:: SUPPLIED DATA ::
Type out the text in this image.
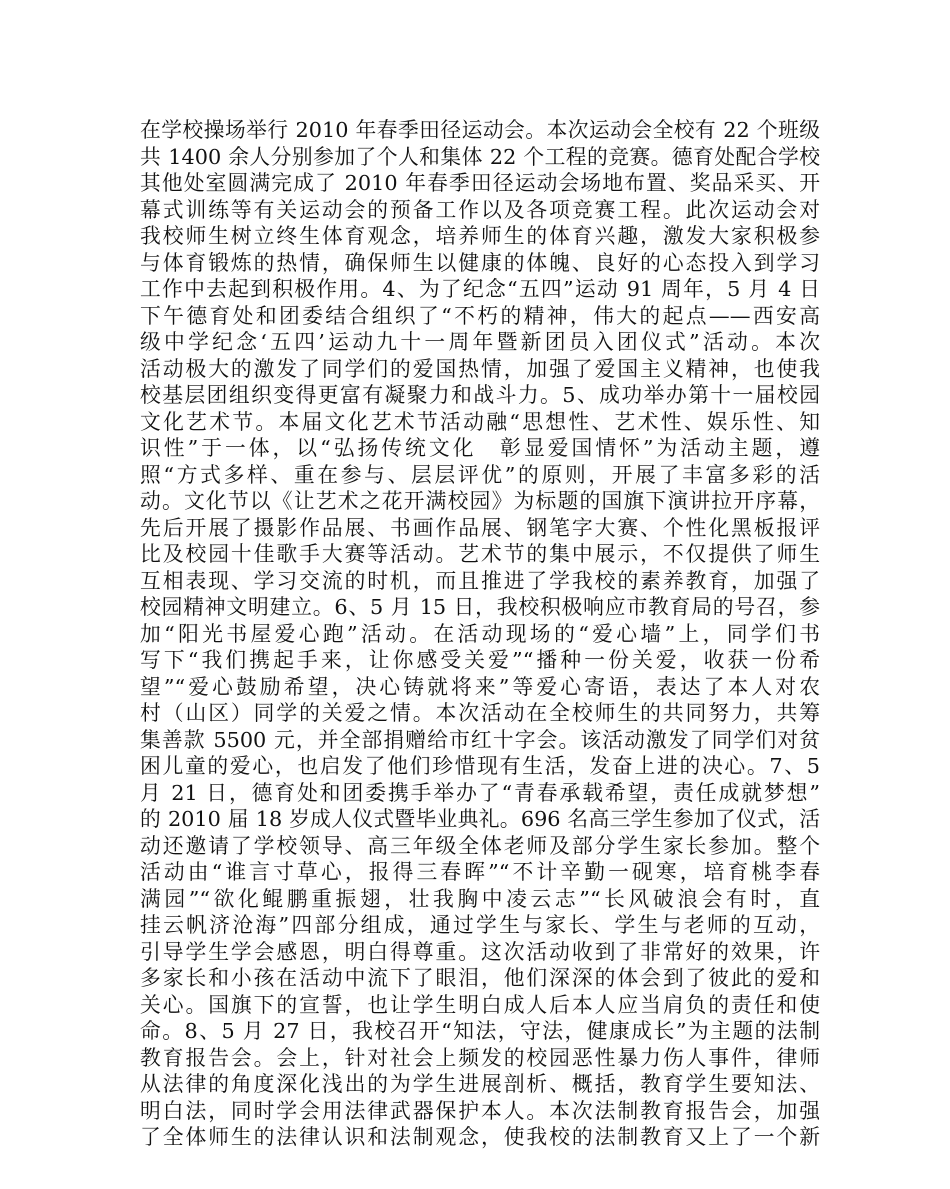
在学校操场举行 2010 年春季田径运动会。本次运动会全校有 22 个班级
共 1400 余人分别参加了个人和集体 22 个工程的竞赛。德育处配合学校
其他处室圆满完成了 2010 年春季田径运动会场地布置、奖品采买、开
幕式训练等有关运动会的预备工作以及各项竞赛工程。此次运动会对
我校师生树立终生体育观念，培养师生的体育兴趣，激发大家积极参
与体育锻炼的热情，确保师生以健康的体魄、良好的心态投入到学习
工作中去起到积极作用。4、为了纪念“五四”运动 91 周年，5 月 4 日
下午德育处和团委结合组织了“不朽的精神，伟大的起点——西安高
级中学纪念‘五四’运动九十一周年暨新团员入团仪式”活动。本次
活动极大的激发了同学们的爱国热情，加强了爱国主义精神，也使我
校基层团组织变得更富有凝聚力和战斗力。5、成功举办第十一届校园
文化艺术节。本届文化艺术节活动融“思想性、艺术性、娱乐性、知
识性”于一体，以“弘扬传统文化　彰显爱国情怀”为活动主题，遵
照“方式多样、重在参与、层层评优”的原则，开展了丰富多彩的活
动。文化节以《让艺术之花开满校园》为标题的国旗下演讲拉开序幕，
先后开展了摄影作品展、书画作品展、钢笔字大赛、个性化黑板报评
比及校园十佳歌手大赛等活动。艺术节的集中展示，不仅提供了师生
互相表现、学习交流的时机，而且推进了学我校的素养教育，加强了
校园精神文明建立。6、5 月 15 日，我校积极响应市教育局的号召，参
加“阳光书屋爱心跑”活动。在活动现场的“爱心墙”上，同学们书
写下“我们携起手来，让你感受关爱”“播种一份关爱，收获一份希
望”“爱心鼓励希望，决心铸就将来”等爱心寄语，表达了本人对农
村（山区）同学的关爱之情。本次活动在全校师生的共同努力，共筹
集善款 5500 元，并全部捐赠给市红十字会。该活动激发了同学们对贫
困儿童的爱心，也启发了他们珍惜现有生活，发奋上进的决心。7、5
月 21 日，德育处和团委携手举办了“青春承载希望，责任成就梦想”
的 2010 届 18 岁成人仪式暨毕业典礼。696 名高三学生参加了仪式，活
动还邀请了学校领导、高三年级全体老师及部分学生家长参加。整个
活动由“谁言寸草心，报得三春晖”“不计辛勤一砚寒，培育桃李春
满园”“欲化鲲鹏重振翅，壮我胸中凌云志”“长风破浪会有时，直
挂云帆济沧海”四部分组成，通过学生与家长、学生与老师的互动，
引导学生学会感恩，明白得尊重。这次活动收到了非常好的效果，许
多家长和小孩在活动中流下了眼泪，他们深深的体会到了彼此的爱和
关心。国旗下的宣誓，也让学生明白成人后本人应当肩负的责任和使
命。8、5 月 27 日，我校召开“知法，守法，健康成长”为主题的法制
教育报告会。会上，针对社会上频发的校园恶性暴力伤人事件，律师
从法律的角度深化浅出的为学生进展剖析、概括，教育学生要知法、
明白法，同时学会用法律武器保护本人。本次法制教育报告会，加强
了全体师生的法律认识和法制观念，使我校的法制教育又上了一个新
:::
:: SUPPLIED DATA ::
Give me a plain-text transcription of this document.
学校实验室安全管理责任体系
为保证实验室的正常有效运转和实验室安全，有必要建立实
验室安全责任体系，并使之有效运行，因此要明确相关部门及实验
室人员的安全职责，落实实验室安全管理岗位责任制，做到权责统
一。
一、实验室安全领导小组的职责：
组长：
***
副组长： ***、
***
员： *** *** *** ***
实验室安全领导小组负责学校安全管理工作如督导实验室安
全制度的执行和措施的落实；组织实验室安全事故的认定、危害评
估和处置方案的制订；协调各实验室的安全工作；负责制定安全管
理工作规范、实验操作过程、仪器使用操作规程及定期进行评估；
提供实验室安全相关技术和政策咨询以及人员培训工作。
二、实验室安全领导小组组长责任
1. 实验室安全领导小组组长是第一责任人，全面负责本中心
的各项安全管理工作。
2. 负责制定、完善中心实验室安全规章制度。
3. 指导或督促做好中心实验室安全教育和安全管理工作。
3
:::
From the listing above, collect each line in which the string "text" appears.

**OUTPUT FOR THIS EXERCISE**
Type out the text in this image.
Give me a plain-text transcription of this document.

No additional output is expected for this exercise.